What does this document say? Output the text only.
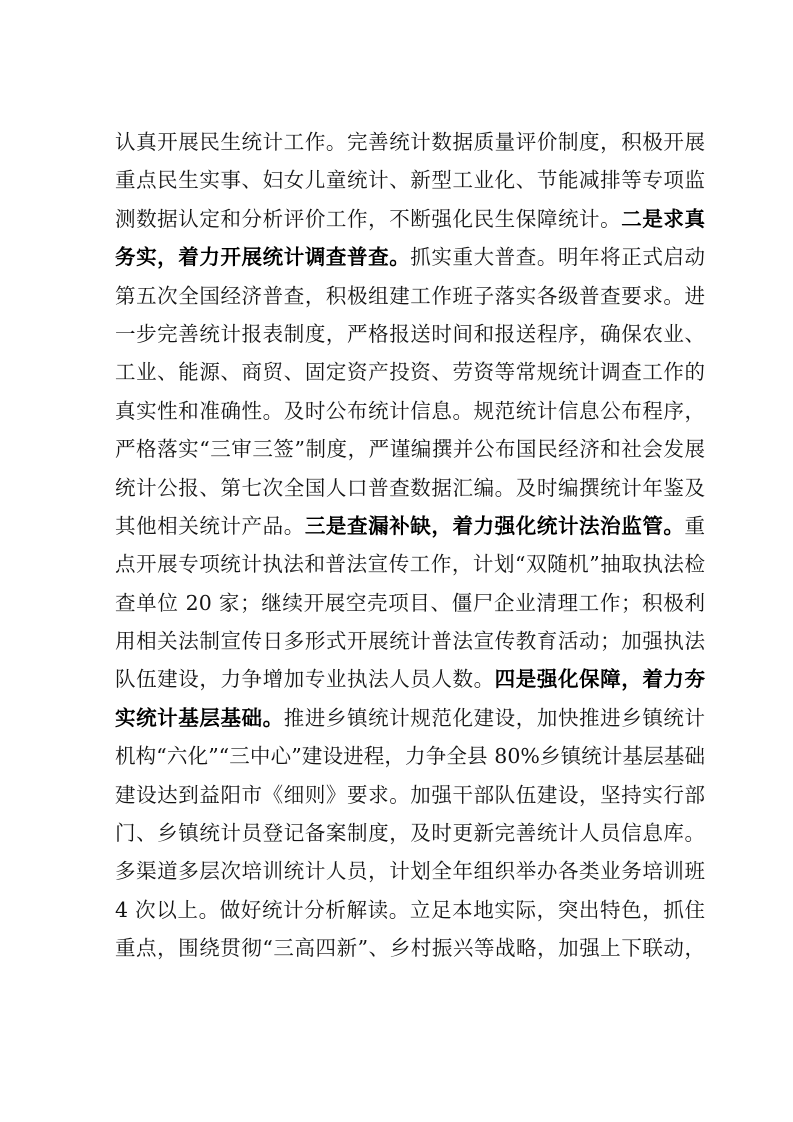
认真开展民生统计工作。完善统计数据质量评价制度，积极开展
重点民生实事、妇女儿童统计、新型工业化、节能减排等专项监
测数据认定和分析评价工作，不断强化民生保障统计。二是求真
务实，着力开展统计调查普查。抓实重大普查。明年将正式启动
第五次全国经济普查，积极组建工作班子落实各级普查要求。进
一步完善统计报表制度，严格报送时间和报送程序，确保农业、
工业、能源、商贸、固定资产投资、劳资等常规统计调查工作的
真实性和准确性。及时公布统计信息。规范统计信息公布程序，
严格落实“三审三签”制度，严谨编撰并公布国民经济和社会发展
统计公报、第七次全国人口普查数据汇编。及时编撰统计年鉴及
其他相关统计产品。三是查漏补缺，着力强化统计法治监管。重
点开展专项统计执法和普法宣传工作，计划“双随机”抽取执法检
查单位 20 家；继续开展空壳项目、僵尸企业清理工作；积极利
用相关法制宣传日多形式开展统计普法宣传教育活动；加强执法
队伍建设，力争增加专业执法人员人数。四是强化保障，着力夯
实统计基层基础。推进乡镇统计规范化建设，加快推进乡镇统计
机构“六化”“三中心”建设进程，力争全县 80%乡镇统计基层基础
建设达到益阳市《细则》要求。加强干部队伍建设，坚持实行部
门、乡镇统计员登记备案制度，及时更新完善统计人员信息库。
多渠道多层次培训统计人员，计划全年组织举办各类业务培训班
4 次以上。做好统计分析解读。立足本地实际，突出特色，抓住
重点，围绕贯彻“三高四新”、乡村振兴等战略，加强上下联动，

TASK REQUIREMENTS: Extract the text of all the records above verbatim, excluding pictures.

ANSWER:
What does this document say? Output the text only.
认真开展民生统计工作。完善统计数据质量评价制度，积极开展
重点民生实事、妇女儿童统计、新型工业化、节能减排等专项监
测数据认定和分析评价工作，不断强化民生保障统计。二是求真
务实，着力开展统计调查普查。抓实重大普查。明年将正式启动
第五次全国经济普查，积极组建工作班子落实各级普查要求。进
一步完善统计报表制度，严格报送时间和报送程序，确保农业、
工业、能源、商贸、固定资产投资、劳资等常规统计调查工作的
真实性和准确性。及时公布统计信息。规范统计信息公布程序，
严格落实“三审三签”制度，严谨编撰并公布国民经济和社会发展
统计公报、第七次全国人口普查数据汇编。及时编撰统计年鉴及
其他相关统计产品。三是查漏补缺，着力强化统计法治监管。重
点开展专项统计执法和普法宣传工作，计划“双随机”抽取执法检
查单位 20 家；继续开展空壳项目、僵尸企业清理工作；积极利
用相关法制宣传日多形式开展统计普法宣传教育活动；加强执法
队伍建设，力争增加专业执法人员人数。四是强化保障，着力夯
实统计基层基础。推进乡镇统计规范化建设，加快推进乡镇统计
机构“六化”“三中心”建设进程，力争全县 80%乡镇统计基层基础
建设达到益阳市《细则》要求。加强干部队伍建设，坚持实行部
门、乡镇统计员登记备案制度，及时更新完善统计人员信息库。
多渠道多层次培训统计人员，计划全年组织举办各类业务培训班
4 次以上。做好统计分析解读。立足本地实际，突出特色，抓住
重点，围绕贯彻“三高四新”、乡村振兴等战略，加强上下联动，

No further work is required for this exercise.